::: Material :::
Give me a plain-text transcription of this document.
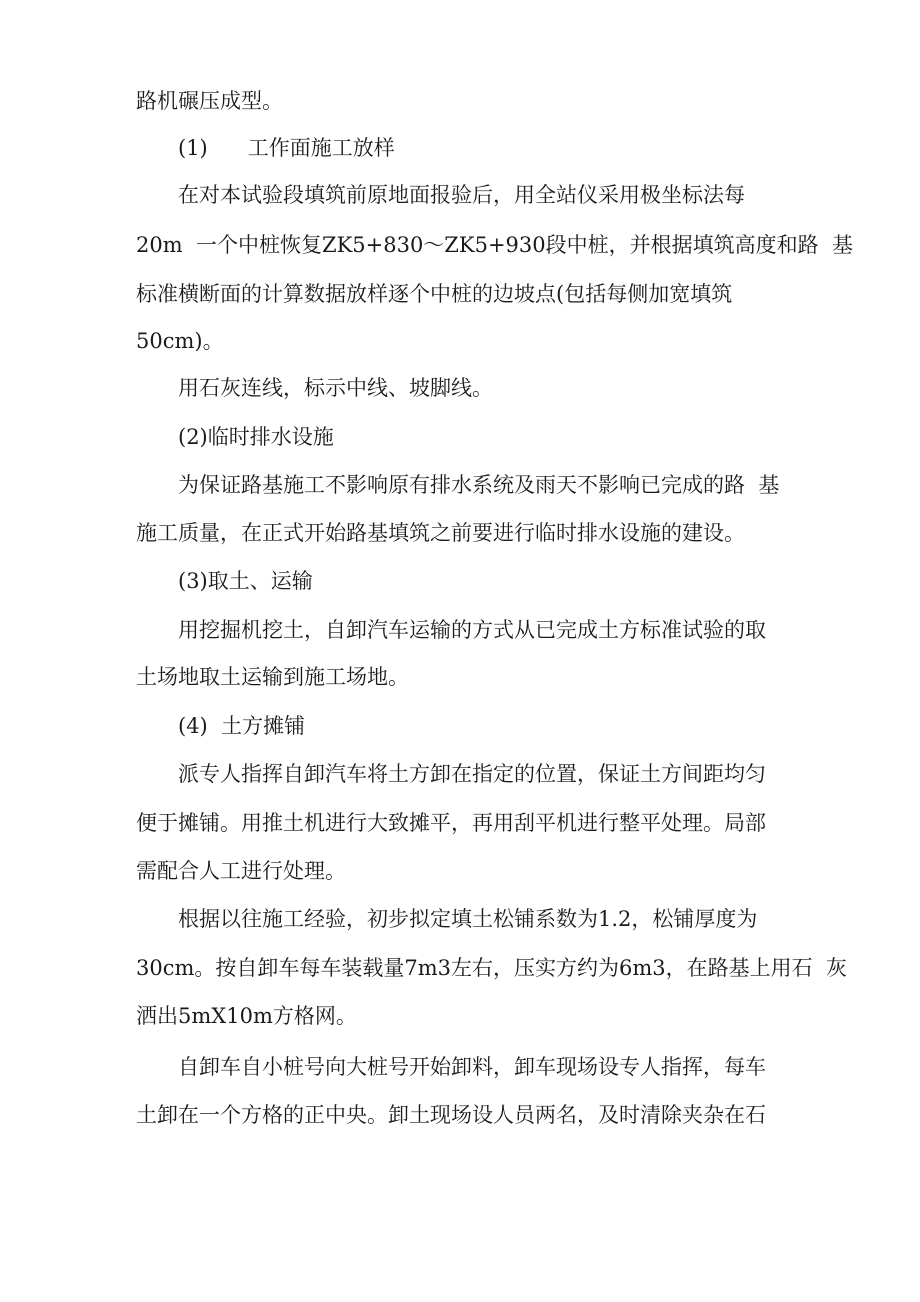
路机碾压成型。
(1)      工作面施工放样
在对本试验段填筑前原地面报验后，用全站仪采用极坐标法每
20m  一个中桩恢复ZK5+830～ZK5+930段中桩，并根据填筑高度和路  基
标准横断面的计算数据放样逐个中桩的边坡点(包括每侧加宽填筑
50cm)。
用石灰连线，标示中线、坡脚线。
(2)临时排水设施
为保证路基施工不影响原有排水系统及雨天不影响已完成的路  基
施工质量，在正式开始路基填筑之前要进行临时排水设施的建设。
(3)取土、运输
用挖掘机挖土，自卸汽车运输的方式从已完成土方标准试验的取
土场地取土运输到施工场地。
(4)  土方摊铺
派专人指挥自卸汽车将土方卸在指定的位置，保证土方间距均匀
便于摊铺。用推土机进行大致摊平，再用刮平机进行整平处理。局部
需配合人工进行处理。
根据以往施工经验，初步拟定填土松铺系数为1.2，松铺厚度为
30cm。按自卸车每车装载量7m3左右，压实方约为6m3，在路基上用石  灰
洒出5mX10m方格网。
自卸车自小桩号向大桩号开始卸料，卸车现场设专人指挥，每车
土卸在一个方格的正中央。卸土现场设人员两名，及时清除夹杂在石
:::
- _Exercise task_
Repeat the listing above exactly, with no pictures.

- _Written solution_
Give me a plain-text transcription of this document.
路机碾压成型。
(1)      工作面施工放样
在对本试验段填筑前原地面报验后，用全站仪采用极坐标法每
20m  一个中桩恢复ZK5+830～ZK5+930段中桩，并根据填筑高度和路  基
标准横断面的计算数据放样逐个中桩的边坡点(包括每侧加宽填筑
50cm)。
用石灰连线，标示中线、坡脚线。
(2)临时排水设施
为保证路基施工不影响原有排水系统及雨天不影响已完成的路  基
施工质量，在正式开始路基填筑之前要进行临时排水设施的建设。
(3)取土、运输
用挖掘机挖土，自卸汽车运输的方式从已完成土方标准试验的取
土场地取土运输到施工场地。
(4)  土方摊铺
派专人指挥自卸汽车将土方卸在指定的位置，保证土方间距均匀
便于摊铺。用推土机进行大致摊平，再用刮平机进行整平处理。局部
需配合人工进行处理。
根据以往施工经验，初步拟定填土松铺系数为1.2，松铺厚度为
30cm。按自卸车每车装载量7m3左右，压实方约为6m3，在路基上用石  灰
洒出5mX10m方格网。
自卸车自小桩号向大桩号开始卸料，卸车现场设专人指挥，每车
土卸在一个方格的正中央。卸土现场设人员两名，及时清除夹杂在石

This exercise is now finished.